Information shown =
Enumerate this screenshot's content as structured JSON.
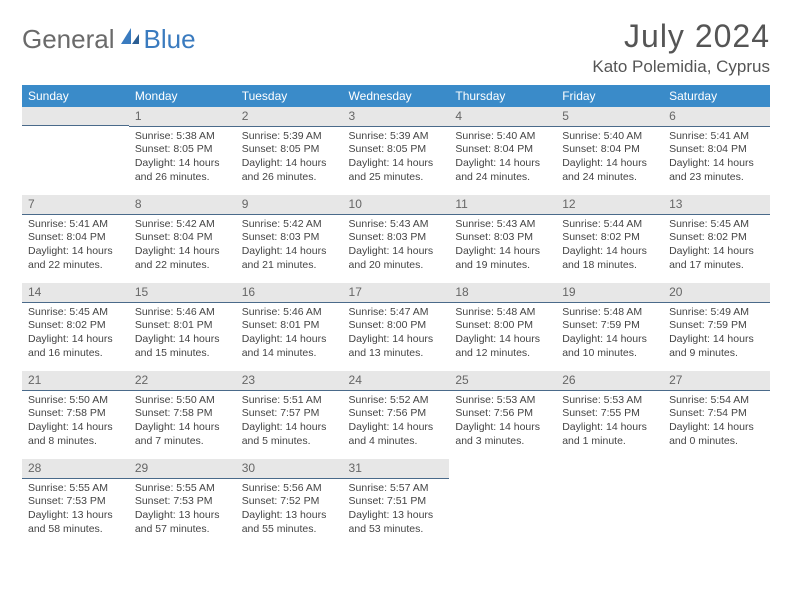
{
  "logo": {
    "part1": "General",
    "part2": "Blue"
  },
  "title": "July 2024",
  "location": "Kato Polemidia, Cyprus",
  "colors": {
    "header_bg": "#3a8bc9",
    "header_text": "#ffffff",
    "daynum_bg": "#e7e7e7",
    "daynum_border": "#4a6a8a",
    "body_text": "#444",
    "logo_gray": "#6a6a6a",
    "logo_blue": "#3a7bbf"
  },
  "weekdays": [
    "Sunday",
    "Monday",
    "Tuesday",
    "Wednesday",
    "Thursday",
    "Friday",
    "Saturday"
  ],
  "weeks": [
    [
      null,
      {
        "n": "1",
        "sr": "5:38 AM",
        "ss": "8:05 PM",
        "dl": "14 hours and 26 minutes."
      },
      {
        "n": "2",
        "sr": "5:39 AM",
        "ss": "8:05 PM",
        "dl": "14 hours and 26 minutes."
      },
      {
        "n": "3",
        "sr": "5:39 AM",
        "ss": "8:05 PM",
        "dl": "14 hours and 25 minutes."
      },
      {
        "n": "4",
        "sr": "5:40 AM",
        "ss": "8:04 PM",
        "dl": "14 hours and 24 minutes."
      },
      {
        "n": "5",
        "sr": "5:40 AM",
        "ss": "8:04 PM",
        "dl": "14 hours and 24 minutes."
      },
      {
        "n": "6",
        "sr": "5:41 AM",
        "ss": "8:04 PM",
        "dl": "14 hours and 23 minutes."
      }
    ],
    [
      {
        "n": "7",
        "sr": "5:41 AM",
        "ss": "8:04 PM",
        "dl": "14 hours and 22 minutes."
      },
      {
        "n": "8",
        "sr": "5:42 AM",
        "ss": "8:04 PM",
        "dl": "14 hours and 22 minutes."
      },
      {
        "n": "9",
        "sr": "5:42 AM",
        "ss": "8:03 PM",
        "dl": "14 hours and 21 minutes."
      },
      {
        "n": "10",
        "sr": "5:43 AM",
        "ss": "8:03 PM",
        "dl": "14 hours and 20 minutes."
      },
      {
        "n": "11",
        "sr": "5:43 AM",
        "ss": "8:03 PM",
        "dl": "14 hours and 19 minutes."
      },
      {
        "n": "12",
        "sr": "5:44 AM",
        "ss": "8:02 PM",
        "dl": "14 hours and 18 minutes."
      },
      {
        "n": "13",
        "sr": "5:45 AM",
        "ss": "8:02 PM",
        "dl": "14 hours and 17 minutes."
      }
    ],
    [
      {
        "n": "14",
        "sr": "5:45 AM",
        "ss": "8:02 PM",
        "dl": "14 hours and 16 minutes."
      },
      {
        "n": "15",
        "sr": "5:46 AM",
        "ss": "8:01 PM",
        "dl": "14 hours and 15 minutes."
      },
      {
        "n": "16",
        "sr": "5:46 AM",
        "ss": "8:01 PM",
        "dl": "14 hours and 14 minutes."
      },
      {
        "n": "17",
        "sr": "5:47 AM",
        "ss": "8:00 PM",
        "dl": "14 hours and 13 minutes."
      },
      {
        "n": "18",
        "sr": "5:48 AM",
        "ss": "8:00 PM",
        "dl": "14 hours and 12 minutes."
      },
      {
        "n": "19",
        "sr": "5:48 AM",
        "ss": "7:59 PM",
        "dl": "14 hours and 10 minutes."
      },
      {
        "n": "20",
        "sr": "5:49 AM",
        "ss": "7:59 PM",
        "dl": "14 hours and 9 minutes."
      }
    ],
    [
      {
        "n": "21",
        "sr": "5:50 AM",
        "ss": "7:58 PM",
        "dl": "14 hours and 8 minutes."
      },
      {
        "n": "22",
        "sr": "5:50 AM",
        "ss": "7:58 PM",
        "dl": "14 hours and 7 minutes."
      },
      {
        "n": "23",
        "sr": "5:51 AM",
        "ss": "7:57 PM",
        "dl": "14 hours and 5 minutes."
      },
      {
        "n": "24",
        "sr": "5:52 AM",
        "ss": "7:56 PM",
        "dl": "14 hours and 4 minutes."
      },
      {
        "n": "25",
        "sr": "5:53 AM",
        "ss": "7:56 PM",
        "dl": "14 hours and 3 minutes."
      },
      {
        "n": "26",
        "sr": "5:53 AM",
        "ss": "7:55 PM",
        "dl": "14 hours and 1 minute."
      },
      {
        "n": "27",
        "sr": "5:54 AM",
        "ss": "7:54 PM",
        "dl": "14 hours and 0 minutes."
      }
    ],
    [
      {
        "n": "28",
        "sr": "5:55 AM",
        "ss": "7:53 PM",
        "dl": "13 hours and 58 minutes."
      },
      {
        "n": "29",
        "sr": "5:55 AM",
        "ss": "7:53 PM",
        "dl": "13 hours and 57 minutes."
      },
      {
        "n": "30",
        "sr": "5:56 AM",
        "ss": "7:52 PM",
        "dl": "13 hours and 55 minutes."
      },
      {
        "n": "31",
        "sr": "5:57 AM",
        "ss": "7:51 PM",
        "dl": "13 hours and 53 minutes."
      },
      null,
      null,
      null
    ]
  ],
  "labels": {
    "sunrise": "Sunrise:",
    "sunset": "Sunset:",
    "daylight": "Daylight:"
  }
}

...

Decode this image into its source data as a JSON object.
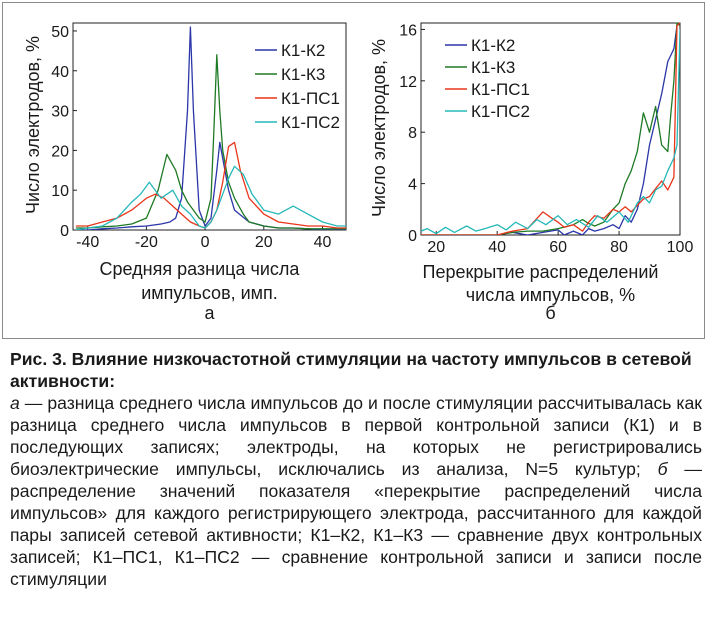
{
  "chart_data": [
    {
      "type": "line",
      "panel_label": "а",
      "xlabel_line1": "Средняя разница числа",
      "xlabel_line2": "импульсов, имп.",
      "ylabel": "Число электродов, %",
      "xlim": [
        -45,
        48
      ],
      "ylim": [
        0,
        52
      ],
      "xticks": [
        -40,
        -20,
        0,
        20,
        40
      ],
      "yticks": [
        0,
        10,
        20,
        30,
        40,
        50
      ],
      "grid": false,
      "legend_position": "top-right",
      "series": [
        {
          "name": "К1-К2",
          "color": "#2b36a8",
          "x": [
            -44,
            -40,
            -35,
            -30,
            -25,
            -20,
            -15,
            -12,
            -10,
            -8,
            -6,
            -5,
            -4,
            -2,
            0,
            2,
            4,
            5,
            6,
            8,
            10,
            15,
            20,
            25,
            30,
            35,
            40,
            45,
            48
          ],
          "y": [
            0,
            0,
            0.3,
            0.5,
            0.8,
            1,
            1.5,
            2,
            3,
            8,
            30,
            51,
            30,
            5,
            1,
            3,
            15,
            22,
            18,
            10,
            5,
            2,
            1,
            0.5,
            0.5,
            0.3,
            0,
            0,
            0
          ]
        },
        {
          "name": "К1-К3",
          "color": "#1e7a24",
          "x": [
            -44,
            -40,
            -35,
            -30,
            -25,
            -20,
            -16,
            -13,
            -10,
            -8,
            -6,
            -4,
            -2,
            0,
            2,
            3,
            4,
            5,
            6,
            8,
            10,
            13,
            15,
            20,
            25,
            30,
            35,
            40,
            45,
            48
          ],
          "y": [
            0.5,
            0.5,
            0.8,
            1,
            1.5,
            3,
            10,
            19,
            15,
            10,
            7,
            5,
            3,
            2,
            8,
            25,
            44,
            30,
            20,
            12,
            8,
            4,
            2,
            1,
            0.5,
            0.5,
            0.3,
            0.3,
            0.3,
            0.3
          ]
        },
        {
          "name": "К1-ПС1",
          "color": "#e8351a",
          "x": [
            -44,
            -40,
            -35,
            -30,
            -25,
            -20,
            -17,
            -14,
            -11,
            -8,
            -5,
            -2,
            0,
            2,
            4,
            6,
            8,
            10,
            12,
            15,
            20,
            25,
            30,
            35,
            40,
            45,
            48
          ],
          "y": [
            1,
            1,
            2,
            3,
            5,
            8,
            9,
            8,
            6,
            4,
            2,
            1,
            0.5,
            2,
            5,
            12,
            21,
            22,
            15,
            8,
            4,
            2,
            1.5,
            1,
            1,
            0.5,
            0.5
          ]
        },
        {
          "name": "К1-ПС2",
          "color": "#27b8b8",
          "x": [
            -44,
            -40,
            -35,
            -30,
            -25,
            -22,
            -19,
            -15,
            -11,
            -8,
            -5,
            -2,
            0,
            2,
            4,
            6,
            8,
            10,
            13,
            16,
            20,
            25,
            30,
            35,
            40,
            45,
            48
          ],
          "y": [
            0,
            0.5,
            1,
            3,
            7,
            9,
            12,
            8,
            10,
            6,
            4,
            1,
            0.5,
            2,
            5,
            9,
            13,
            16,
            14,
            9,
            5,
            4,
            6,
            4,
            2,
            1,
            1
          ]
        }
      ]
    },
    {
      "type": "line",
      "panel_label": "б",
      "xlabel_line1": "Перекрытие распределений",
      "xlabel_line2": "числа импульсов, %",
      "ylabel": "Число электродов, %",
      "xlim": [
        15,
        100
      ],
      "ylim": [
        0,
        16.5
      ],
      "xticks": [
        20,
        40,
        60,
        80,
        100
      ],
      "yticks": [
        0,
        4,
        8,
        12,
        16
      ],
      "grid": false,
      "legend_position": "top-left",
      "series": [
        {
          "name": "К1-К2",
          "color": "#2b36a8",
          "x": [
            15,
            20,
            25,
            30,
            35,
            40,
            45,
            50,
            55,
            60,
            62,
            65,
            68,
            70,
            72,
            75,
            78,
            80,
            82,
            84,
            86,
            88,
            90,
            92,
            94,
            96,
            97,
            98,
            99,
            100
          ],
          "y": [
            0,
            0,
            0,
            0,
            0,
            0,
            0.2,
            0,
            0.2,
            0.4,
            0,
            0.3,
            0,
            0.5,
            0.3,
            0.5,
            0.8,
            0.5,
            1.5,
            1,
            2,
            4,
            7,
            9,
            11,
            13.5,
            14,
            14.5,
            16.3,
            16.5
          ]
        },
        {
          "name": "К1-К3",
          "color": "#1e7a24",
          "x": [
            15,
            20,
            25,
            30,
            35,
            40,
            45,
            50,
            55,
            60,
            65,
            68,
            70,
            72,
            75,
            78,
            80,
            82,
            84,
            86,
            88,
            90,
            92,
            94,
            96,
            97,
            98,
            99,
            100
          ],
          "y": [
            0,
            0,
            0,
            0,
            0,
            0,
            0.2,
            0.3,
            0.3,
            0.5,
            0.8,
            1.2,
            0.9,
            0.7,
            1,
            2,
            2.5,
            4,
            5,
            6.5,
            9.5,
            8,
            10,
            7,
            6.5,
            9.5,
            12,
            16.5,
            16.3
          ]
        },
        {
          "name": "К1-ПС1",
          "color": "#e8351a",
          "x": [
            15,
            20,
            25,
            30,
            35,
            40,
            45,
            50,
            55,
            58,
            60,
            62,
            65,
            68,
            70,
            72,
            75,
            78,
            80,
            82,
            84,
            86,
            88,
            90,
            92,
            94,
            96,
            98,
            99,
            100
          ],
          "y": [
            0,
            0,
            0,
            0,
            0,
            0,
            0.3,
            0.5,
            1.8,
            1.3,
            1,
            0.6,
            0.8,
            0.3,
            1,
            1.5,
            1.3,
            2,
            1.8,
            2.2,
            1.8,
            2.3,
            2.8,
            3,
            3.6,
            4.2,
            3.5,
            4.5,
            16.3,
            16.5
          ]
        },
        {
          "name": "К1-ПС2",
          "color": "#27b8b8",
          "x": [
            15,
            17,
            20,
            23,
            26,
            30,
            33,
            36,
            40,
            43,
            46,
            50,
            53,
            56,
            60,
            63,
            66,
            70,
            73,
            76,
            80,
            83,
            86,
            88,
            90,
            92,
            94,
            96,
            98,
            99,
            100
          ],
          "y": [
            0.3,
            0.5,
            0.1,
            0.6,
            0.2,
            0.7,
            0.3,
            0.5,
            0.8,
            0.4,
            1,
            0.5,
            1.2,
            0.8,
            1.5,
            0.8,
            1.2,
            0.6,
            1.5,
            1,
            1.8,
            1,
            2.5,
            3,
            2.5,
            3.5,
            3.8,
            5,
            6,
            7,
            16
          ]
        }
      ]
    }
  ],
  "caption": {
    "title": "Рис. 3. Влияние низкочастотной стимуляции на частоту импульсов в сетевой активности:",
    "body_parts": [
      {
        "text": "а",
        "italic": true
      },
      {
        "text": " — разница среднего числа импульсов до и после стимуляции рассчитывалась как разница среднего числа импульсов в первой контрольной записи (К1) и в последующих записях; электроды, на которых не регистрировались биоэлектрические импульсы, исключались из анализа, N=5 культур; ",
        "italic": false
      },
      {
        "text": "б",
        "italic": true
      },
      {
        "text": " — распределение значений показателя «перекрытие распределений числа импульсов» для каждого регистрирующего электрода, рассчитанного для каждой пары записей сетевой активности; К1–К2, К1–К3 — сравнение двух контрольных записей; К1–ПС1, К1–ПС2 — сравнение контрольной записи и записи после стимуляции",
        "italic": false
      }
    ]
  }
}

Written instruction = Filter out all lines lacking the word "title" and copy the rest.

Task response =
  "title": "July 2024",
    "title": "Рис. 3. Влияние низкочастотной стимуляции на частоту импульсов в сетевой активности:",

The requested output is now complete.